Extract, from the listing that follows, each line containing the word "times".

─── Records shown ───

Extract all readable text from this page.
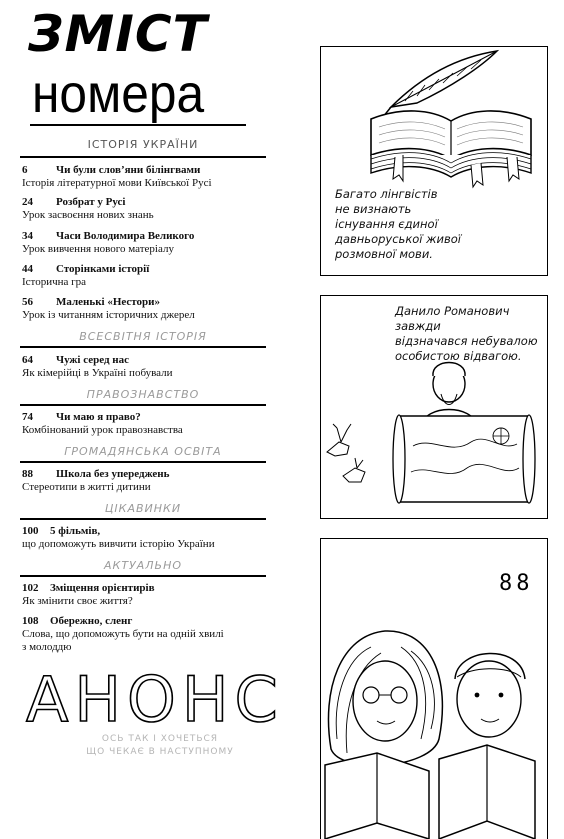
ЗМІСТ
номера
ІСТОРІЯ УКРАЇНИ
6	Чи були слов’яни білінгвами
Історія літературної мови Київської Русі
24 Розбрат у Русі
Урок засвоєння нових знань
34 Часи Володимира Великого
Урок вивчення нового матеріалу
44 Сторінками історії
Історична гра
56 Маленькі «Нестори»
Урок із читанням історичних джерел
ВСЕСВІТНЯ ІСТОРІЯ
64 Чужі серед нас
Як кімерійці в Україні побували
ПРАВОЗНАВСТВО
74 Чи маю я право?
Комбінований урок правознавства
ГРОМАДЯНСЬКА ОСВІТА
88 Школа без упереджень
Стереотипи в житті дитини
ЦІКАВИНКИ
100 5 фільмів,
що допоможуть вивчити історію України
АКТУАЛЬНО
102 Зміщення орієнтирів
Як змінити своє життя?
108 Обережно, сленг
Слова, що допоможуть бути на одній хвилі
з молоддю
АНОНС
ОСЬ ТАК І ХОЧЕТЬСЯ
ЩО ЧЕКАЄ В НАСТУПНОМУ
Багато лінгвістів
не визнають
існування єдиної
давньоруської живої
розмовної мови.
Данило Романович завжди
відзначався небувалою
особистою відвагою.
88
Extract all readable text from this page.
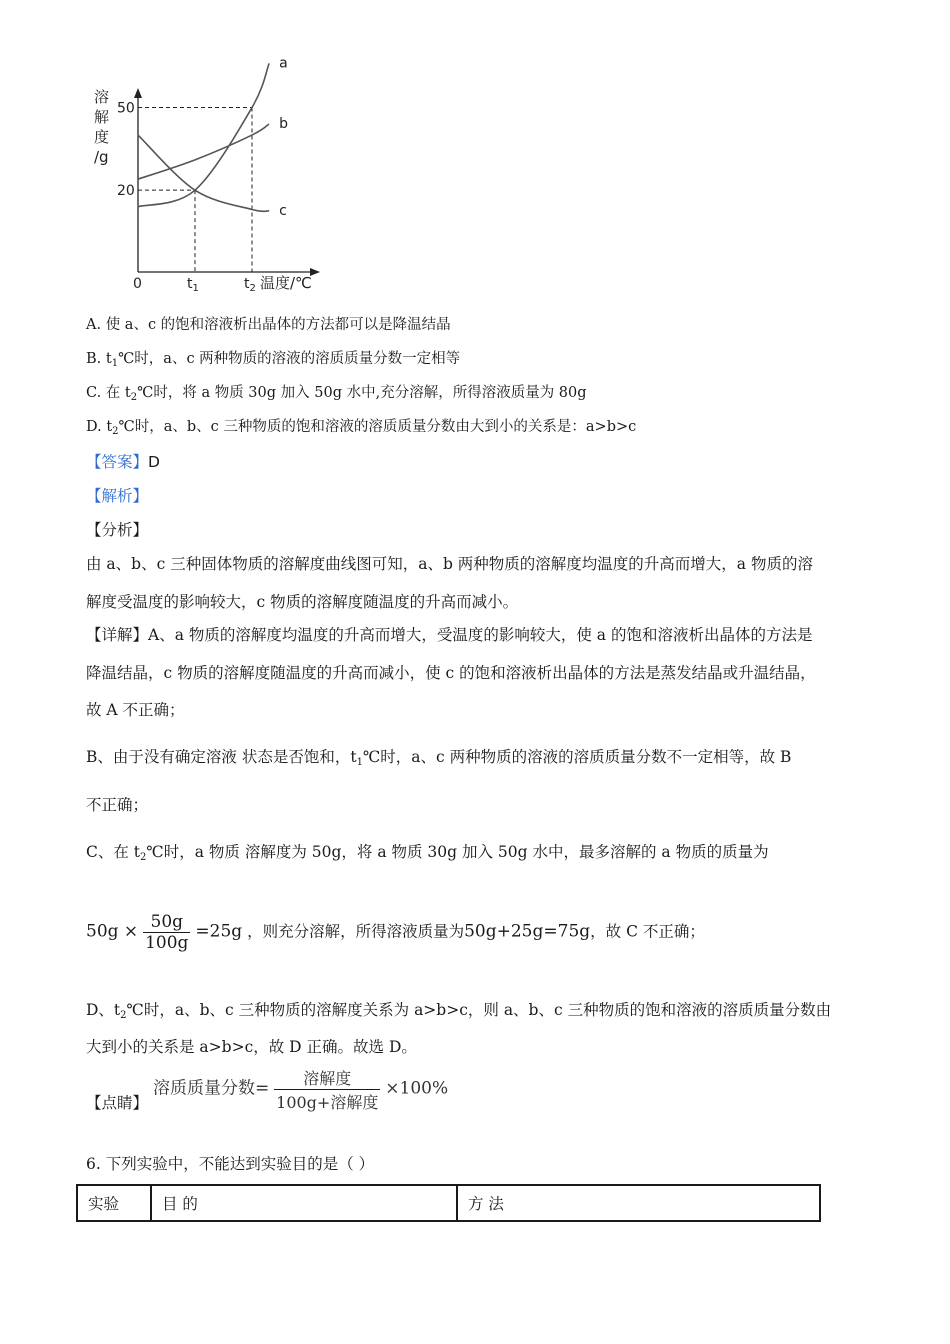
a
b
c
50
20
$t_1$	$t_2$
0
溶解度/g
温度/℃
A. 使 a、c 的饱和溶液析出晶体的方法都可以是降温结晶
B. $t_1℃$时，a、c 两种物质的溶液的溶质质量分数一定相等
C. 在 $t_2℃$时，将 a 物质 30g 加入 50g 水中,充分溶解，所得溶液质量为 80g
D. $t_2℃$时，a、b、c 三种物质的饱和溶液的溶质质量分数由大到小的关系是：a>b>c
【答案】D
【解析】
【分析】
由 a、b、c 三种固体物质的溶解度曲线图可知，a、b 两种物质的溶解度均温度的升高而增大，a 物质的溶
解度受温度的影响较大，c 物质的溶解度随温度的升高而减小。
【详解】A、a 物质的溶解度均温度的升高而增大，受温度的影响较大，使 a 的饱和溶液析出晶体的方法是
降温结晶，c 物质的溶解度随温度的升高而减小，使 c 的饱和溶液析出晶体的方法是蒸发结晶或升温结晶，
故 A 不正确；
B、由于没有确定溶液 状态是否饱和，$t_1℃$时，a、c 两种物质的溶液的溶质质量分数不一定相等，故 B
不正确；
C、在 $t_2℃$时，a 物质 溶解度为 50g，将 a 物质 30g 加入 50g 水中，最多溶解的 a 物质的质量为
$50g \times \frac{50g}{100g} =25g$ ，则充分溶解，所得溶液质量为50g+25g=75g，故 C 不正确；
D、$t_2℃$时，a、b、c 三种物质的溶解度关系为 a>b>c，则 a、b、c 三种物质的饱和溶液的溶质质量分数由
大到小的关系是 a>b>c，故 D 正确。故选 D。
【点睛】 溶质质量分数= $\frac{\text{溶解度}}{\text{100g+溶解度}} \times 100\%$
6. 下列实验中，不能达到实验目的是（ ）
实验	目 的	方 法
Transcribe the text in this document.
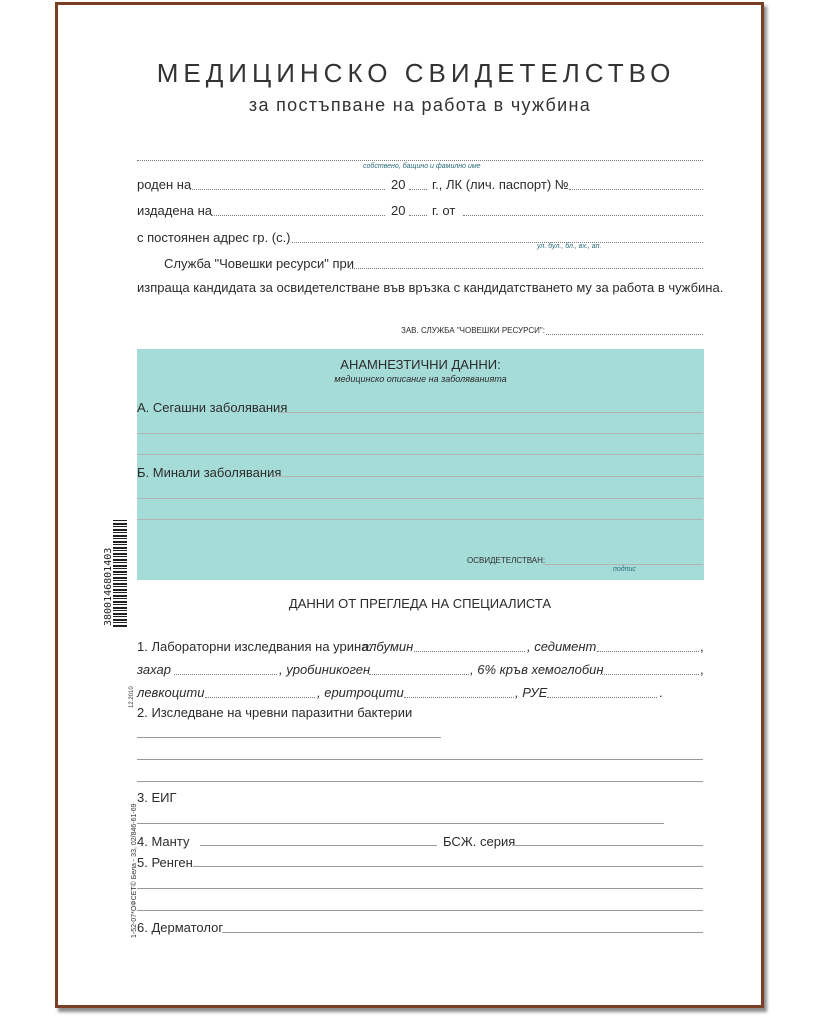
МЕДИЦИНСКО СВИДЕТЕЛСТВО
за постъпване на работа в чужбина
собствено, бащино и фамилно име
роден на	20 г., ЛК (лич. паспорт) №
издадена на	20 г. от
с постоянен адрес гр. (с.)
ул. бул., бл., вх., ап.
Служба "Човешки ресурси" при
изпраща кандидата за освидетелстване във връзка с кандидатстването му за работа в чужбина.
ЗАВ. СЛУЖБА "ЧОВЕШКИ РЕСУРСИ":
АНАМНЕЗТИЧНИ ДАННИ:
медицинско описание на заболяванията
А. Сегашни заболявания
Б. Минали заболявания
ОСВИДЕТЕЛСТВАН:
подпис
ДАННИ ОТ ПРЕГЛЕДА НА СПЕЦИАЛИСТА
1. Лабораторни изследвания на урина:
албумин	, седимент	,
захар	, уробиникоген	, 6% кръв хемоглобин	,
левкоцити	, еритроцити	, РУЕ	.
2. Изследване на чревни паразитни бактерии
3. ЕИГ
4. Манту	БСЖ. серия
5. Ренген
6. Дерматолог
3800146801403
12.2010
1-52-07*ОФСЕТ© Бела - 33, 02/846-61-69
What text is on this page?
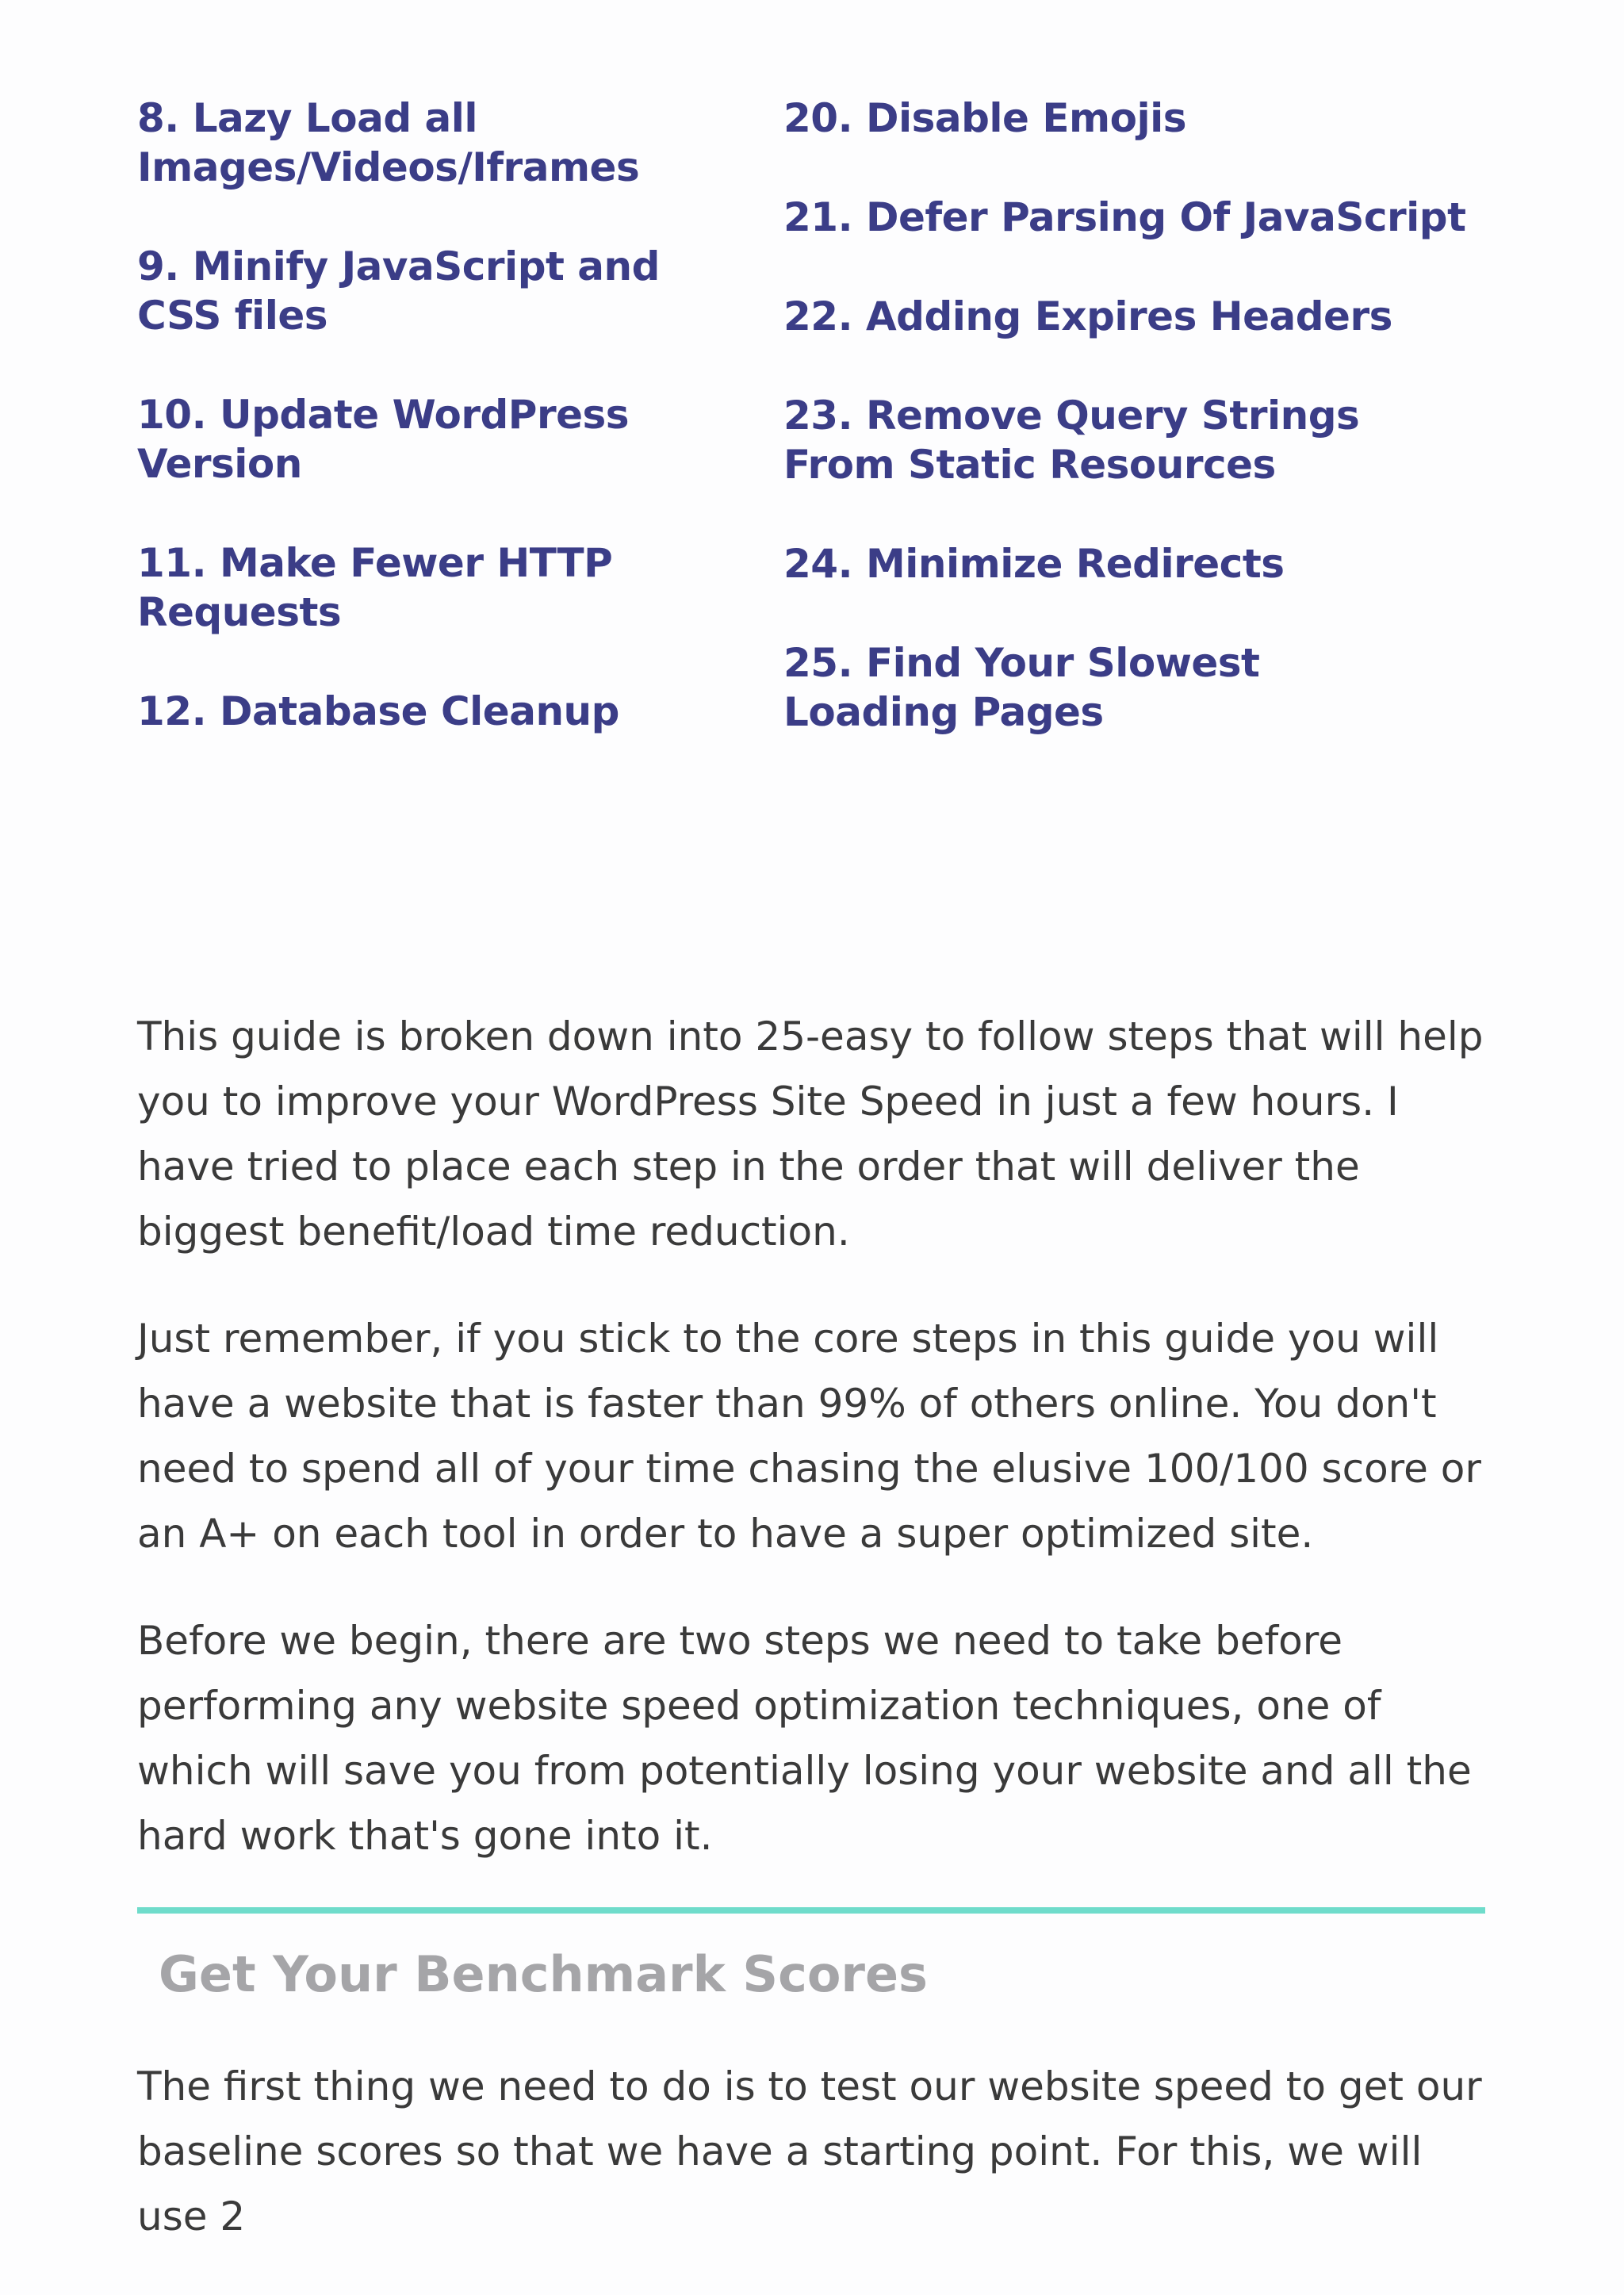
8. Lazy Load all Images/Videos/Iframes
9. Minify JavaScript and CSS files
10. Update WordPress Version
11. Make Fewer HTTP Requests
12. Database Cleanup
20. Disable Emojis
21. Defer Parsing Of JavaScript
22. Adding Expires Headers
23. Remove Query Strings From Static Resources
24. Minimize Redirects
25. Find Your Slowest Loading Pages

This guide is broken down into 25-easy to follow steps that will help you to improve your WordPress Site Speed in just a few hours. I have tried to place each step in the order that will deliver the biggest benefit/load time reduction.

Just remember, if you stick to the core steps in this guide you will have a website that is faster than 99% of others online. You don't need to spend all of your time chasing the elusive 100/100 score or an A+ on each tool in order to have a super optimized site.

Before we begin, there are two steps we need to take before performing any website speed optimization techniques, one of which will save you from potentially losing your website and all the hard work that's gone into it.

Get Your Benchmark Scores

The first thing we need to do is to test our website speed to get our baseline scores so that we have a starting point. For this, we will use 2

───

Completed exercise =
$50g \times \frac{50g}{100g} =25g$ ，则充分溶解，所得溶液质量为50g+25g=75g，故 C 不正确；
【点睛】 溶质质量分数= $\frac{\text{溶解度}}{\text{100g+溶解度}} \times 100\%$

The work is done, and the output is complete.